Source records →
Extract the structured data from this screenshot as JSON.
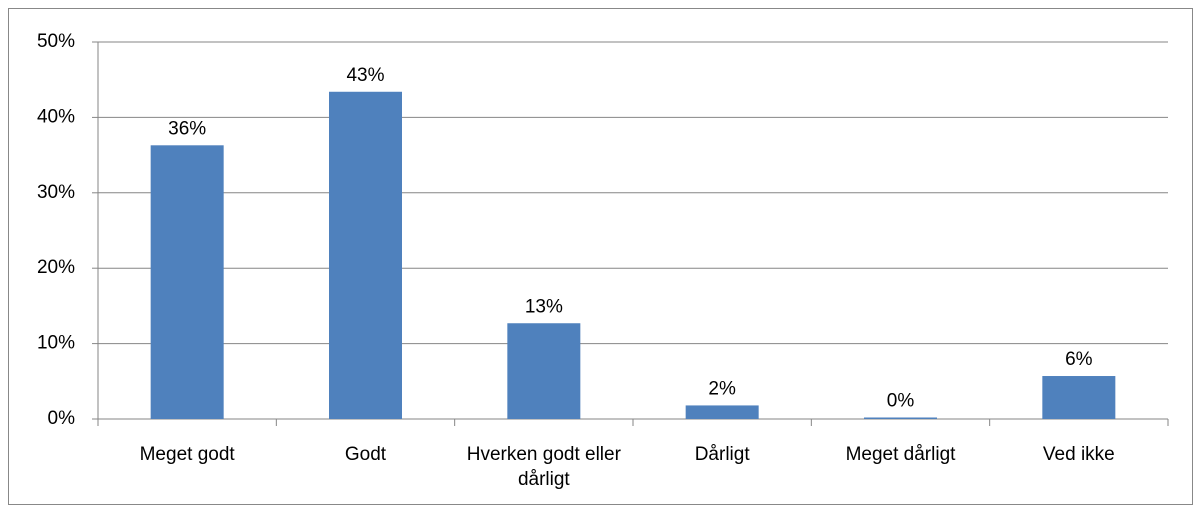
{
  "chart_data": {
    "type": "bar",
    "categories": [
      "Meget godt",
      "Godt",
      "Hverken godt eller dårligt",
      "Dårligt",
      "Meget dårligt",
      "Ved ikke"
    ],
    "values": [
      36.3,
      43.4,
      12.7,
      1.8,
      0.2,
      5.7
    ],
    "value_labels": [
      "36%",
      "43%",
      "13%",
      "2%",
      "0%",
      "6%"
    ],
    "color": "#4f81bd",
    "ylim": [
      0,
      50
    ],
    "yticks": [
      {
        "value": 0,
        "label": "0%"
      },
      {
        "value": 10,
        "label": "10%"
      },
      {
        "value": 20,
        "label": "20%"
      },
      {
        "value": 30,
        "label": "30%"
      },
      {
        "value": 40,
        "label": "40%"
      },
      {
        "value": 50,
        "label": "50%"
      }
    ],
    "grid": true
  }
}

Task brief →
Reproduce the data above in full, exactly as it is, with the pictures left out.

Answer to this task →
Extract the structured data from this screenshot as JSON.
{
  "chart_data": {
    "type": "bar",
    "categories": [
      "Meget godt",
      "Godt",
      "Hverken godt eller dårligt",
      "Dårligt",
      "Meget dårligt",
      "Ved ikke"
    ],
    "values": [
      36.3,
      43.4,
      12.7,
      1.8,
      0.2,
      5.7
    ],
    "value_labels": [
      "36%",
      "43%",
      "13%",
      "2%",
      "0%",
      "6%"
    ],
    "color": "#4f81bd",
    "ylim": [
      0,
      50
    ],
    "yticks": [
      {
        "value": 0,
        "label": "0%"
      },
      {
        "value": 10,
        "label": "10%"
      },
      {
        "value": 20,
        "label": "20%"
      },
      {
        "value": 30,
        "label": "30%"
      },
      {
        "value": 40,
        "label": "40%"
      },
      {
        "value": 50,
        "label": "50%"
      }
    ],
    "grid": true
  }
}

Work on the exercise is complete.